*WHAT TO DO:*
#1 Rewrite the passage of the Costa Rican agriculture text starting at "Costa Rica is" and ending at "production of sugar.", swapping "sugar" for "cane sugar".
#2 Name every crop that the Costa Rican agriculture text mentions by name.

[Start TEXT EXTRACT]

The government supports growers through research, training, and technical assistance eventhough the agricultural sector in Costa Rica has been declining in importance since the 1950s. However, in 1998 still accounted for 15 percent of GDP and employed one-fifth of the labor force. Almost 10 percent of the country's land is used for agriculture. Agriculture is still an important contributor to foreign trade. Excluding free zone companies, agricultural exports represent approximately 60 percent of export flows. Traditional crops, like coffee and bananas, have been the staples of agricultural production since the 18th century. However, a wide range of nontraditional products has appeared since the 1980s that have begun a revival in agricultural exports.
Coffee is the country's oldest agricultural product and has been exported since the 1790s. In the 1820s the Costa Rican government stimulated its production by distributing free coffee plants and offering tax exemptions to interested families. Costa Rican coffee has been characterized by its high quality and efficient production, boasting some of the highest area yields in the world. In 1999 the country produced 147,000 metric tons of coffee. Although for many years coffee was the country's main source of foreign exchange, low international prices eroded its importance. Production for 1994-99 averaged 2.9 million bags (133,000 metric tons) with revenues of US $370 million annually. While such revenue represented about 11 percent of total export earnings in 1994, it only amounted to 4 percent of total export earnings in 2000.
Banana production surpassed coffee as the main agricultural product in 1992. Local farmers have cultivated it for over a century on the country's coasts, although primarily multinational corporations handle its export and sale. Production grew constantly during the 1990s, and prices remained steady. Exports for 1994-99 averaged 2,045,000 metric tons with revenues of US$624 million. This represented almost twice the revenue generated by coffee. Costa Rica devotes 50,000 hectares to growing bananas, almost 1 percent of its territory. It is the second largest producer in the world with an annual crop of approximately 115 million boxes sold in the United States and Europe. Growers estimate that their industry generates over 40,000 direct jobs and 100,000 indirect jobs. Workers in banana production enjoy the highest salaries and benefits in the Costa Rican agricultural sector.
Costa Rica is also an important producer of sugar. Yearly export volumes average 130,000 metric tons per year, with revenues of US$39 million. However, unlike coffee or bananas, sugar production is largely for local consumption, which exceeds 2.6 million metric tons. Over 48,000 hectares of land are dedicated to the production of sugar.

[End TEXT EXTRACT]
[Start RECORDS SUPPLIED]

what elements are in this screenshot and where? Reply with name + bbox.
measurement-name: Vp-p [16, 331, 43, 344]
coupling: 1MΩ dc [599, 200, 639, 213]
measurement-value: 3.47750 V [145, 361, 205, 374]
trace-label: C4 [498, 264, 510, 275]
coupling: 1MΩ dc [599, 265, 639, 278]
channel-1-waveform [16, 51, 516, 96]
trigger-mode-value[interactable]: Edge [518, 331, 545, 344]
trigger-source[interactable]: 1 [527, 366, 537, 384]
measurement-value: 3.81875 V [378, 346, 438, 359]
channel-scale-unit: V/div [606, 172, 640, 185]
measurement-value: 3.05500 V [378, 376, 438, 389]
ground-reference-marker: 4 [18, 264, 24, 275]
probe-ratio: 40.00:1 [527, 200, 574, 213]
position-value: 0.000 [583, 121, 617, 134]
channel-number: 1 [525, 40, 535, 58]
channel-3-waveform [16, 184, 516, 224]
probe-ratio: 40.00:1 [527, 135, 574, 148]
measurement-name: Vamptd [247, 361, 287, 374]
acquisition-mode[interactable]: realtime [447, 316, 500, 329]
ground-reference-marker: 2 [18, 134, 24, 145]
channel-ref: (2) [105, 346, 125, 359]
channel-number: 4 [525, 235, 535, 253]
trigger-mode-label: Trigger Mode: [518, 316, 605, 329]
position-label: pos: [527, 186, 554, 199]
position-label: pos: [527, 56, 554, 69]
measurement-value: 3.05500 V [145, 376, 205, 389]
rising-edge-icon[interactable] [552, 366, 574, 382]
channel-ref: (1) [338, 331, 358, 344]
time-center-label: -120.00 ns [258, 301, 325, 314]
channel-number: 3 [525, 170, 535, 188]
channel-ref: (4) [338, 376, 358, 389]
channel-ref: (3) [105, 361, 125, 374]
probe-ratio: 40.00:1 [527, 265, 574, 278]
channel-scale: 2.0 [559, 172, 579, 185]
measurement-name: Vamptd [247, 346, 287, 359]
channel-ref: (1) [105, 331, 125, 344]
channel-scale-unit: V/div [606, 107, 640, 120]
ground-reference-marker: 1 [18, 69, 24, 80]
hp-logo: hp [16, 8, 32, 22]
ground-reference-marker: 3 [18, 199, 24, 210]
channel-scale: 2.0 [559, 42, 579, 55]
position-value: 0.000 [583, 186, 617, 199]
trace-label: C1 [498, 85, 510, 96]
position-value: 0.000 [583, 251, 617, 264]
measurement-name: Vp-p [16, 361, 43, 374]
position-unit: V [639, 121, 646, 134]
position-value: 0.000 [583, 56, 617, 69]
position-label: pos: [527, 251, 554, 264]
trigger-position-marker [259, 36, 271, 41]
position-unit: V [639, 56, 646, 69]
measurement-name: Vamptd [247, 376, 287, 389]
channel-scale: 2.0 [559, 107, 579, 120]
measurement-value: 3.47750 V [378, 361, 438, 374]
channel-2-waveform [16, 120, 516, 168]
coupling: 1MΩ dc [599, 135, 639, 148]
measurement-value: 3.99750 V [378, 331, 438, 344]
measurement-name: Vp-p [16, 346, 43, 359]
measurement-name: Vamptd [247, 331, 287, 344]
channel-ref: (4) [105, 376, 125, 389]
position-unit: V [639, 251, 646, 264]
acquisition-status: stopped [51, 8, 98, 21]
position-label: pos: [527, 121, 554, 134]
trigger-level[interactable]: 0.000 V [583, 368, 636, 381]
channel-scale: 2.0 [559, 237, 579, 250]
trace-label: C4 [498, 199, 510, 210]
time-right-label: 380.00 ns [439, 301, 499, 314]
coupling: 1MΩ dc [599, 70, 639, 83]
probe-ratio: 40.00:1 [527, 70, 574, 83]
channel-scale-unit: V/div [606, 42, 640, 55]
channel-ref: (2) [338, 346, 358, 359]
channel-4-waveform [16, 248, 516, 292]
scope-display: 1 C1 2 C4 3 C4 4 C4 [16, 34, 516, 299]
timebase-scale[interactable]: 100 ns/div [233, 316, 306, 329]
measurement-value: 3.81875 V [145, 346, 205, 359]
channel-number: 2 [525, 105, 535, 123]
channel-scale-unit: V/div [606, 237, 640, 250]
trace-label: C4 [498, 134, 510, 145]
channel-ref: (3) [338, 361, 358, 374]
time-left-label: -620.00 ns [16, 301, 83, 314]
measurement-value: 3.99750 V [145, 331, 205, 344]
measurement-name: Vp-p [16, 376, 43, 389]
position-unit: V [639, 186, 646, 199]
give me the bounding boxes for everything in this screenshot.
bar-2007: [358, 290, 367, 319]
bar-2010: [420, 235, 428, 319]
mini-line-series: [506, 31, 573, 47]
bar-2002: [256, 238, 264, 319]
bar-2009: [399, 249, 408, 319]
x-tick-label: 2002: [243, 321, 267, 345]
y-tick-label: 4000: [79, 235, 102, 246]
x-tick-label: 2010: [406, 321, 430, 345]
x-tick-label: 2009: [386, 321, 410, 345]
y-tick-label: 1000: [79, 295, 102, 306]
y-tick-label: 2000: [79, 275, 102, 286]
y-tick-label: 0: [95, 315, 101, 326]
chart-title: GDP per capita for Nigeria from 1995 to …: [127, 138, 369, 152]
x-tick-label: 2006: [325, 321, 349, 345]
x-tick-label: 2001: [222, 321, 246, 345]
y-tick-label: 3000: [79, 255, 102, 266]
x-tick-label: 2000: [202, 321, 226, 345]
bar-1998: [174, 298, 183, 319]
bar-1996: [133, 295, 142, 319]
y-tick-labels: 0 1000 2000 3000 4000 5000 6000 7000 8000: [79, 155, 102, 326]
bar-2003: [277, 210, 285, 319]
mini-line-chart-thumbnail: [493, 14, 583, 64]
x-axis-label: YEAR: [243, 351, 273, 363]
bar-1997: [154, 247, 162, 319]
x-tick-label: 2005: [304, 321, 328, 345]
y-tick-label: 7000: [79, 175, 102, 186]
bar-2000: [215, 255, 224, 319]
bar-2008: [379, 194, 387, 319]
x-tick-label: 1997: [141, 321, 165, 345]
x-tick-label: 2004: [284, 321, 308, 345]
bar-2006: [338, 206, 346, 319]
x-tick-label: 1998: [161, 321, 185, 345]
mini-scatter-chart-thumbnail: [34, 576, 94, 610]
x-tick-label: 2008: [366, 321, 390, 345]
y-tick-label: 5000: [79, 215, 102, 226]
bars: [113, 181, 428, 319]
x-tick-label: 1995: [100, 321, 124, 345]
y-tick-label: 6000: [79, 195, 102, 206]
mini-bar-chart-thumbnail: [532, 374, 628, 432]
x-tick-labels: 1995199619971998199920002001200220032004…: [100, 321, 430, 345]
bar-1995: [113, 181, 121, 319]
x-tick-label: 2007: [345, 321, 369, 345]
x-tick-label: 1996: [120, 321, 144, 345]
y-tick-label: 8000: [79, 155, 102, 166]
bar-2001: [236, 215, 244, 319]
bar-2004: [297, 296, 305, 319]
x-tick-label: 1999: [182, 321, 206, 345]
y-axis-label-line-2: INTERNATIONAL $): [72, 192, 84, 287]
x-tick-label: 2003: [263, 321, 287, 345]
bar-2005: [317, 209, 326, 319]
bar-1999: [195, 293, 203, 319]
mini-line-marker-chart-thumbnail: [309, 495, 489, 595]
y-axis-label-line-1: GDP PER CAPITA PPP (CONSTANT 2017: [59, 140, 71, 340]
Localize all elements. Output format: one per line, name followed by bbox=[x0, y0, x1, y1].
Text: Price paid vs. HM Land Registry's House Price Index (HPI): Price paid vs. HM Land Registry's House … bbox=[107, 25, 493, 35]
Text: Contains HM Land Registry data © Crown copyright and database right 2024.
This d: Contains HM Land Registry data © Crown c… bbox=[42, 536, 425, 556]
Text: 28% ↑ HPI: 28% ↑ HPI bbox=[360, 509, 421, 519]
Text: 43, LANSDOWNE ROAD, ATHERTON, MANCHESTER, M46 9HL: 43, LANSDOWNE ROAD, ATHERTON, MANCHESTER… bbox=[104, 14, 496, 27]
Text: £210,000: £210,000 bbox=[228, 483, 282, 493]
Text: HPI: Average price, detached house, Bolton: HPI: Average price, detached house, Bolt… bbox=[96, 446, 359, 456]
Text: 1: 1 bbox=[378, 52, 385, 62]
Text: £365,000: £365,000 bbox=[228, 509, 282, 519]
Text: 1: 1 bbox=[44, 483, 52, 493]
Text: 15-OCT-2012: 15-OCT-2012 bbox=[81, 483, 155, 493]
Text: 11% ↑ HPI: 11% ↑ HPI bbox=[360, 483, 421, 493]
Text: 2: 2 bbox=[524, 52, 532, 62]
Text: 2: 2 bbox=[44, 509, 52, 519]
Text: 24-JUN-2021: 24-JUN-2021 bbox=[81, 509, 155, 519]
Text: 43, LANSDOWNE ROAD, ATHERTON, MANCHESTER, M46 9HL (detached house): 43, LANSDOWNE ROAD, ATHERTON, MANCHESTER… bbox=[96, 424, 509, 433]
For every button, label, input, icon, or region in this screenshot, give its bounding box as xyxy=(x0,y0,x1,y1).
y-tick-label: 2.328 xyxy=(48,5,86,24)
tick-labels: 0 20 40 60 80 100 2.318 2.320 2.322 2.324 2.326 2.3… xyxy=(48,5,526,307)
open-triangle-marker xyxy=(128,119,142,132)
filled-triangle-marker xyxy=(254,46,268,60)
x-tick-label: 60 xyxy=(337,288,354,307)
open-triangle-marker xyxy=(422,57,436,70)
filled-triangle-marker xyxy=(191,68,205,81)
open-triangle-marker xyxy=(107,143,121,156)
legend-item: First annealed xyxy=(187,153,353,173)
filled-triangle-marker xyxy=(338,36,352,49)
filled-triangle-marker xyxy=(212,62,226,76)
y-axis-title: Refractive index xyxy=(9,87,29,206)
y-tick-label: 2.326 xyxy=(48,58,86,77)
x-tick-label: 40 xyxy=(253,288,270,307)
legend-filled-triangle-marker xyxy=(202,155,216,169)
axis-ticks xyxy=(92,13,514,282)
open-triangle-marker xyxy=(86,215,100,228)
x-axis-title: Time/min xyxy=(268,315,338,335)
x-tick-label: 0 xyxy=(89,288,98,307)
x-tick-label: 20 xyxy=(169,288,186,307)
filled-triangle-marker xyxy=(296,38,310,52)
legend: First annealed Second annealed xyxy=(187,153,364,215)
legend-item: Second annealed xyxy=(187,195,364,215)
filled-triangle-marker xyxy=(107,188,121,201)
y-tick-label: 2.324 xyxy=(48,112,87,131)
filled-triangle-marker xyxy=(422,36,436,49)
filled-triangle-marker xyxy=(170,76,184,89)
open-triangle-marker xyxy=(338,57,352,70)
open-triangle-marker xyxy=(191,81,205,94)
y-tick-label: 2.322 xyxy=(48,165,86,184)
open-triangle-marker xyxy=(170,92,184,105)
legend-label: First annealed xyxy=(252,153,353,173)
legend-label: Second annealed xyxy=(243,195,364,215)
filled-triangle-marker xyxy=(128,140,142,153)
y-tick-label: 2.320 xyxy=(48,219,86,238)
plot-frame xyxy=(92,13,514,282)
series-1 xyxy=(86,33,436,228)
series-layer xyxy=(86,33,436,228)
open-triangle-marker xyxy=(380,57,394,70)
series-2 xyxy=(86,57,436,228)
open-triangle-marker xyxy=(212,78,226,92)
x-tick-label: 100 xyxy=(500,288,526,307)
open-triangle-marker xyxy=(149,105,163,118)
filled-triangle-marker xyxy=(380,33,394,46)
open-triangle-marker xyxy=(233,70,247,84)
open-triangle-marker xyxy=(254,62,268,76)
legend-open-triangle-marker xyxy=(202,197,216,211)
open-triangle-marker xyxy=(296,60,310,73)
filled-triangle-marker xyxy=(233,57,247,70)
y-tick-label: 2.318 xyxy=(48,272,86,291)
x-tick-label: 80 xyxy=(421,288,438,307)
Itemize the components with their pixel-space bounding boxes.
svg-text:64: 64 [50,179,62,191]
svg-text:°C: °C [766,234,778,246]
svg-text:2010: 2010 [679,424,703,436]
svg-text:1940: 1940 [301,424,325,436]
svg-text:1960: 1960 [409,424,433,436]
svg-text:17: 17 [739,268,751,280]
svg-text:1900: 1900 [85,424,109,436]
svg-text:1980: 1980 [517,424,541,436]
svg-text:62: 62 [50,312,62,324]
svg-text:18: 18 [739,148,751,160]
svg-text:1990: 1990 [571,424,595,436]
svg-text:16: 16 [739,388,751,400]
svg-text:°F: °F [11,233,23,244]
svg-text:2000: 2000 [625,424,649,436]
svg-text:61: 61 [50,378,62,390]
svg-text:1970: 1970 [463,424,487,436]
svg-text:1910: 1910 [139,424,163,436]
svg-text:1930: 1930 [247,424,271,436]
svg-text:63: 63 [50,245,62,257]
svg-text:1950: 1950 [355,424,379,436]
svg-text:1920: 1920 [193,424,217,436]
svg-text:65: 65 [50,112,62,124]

[End RECORDS SUPPLIED]

*RESPONSES FOR EACH TASK:*
#1
Costa Rica is also an important producer of cane sugar. Yearly export volumes average 130,000 metric tons per year, with revenues of US$39 million. However, unlike coffee or bananas, cane sugar production is largely for local consumption, which exceeds 2.6 million metric tons. Over 48,000 hectares of land are dedicated to the production of cane sugar.

#2 Coffee, bananas, sugar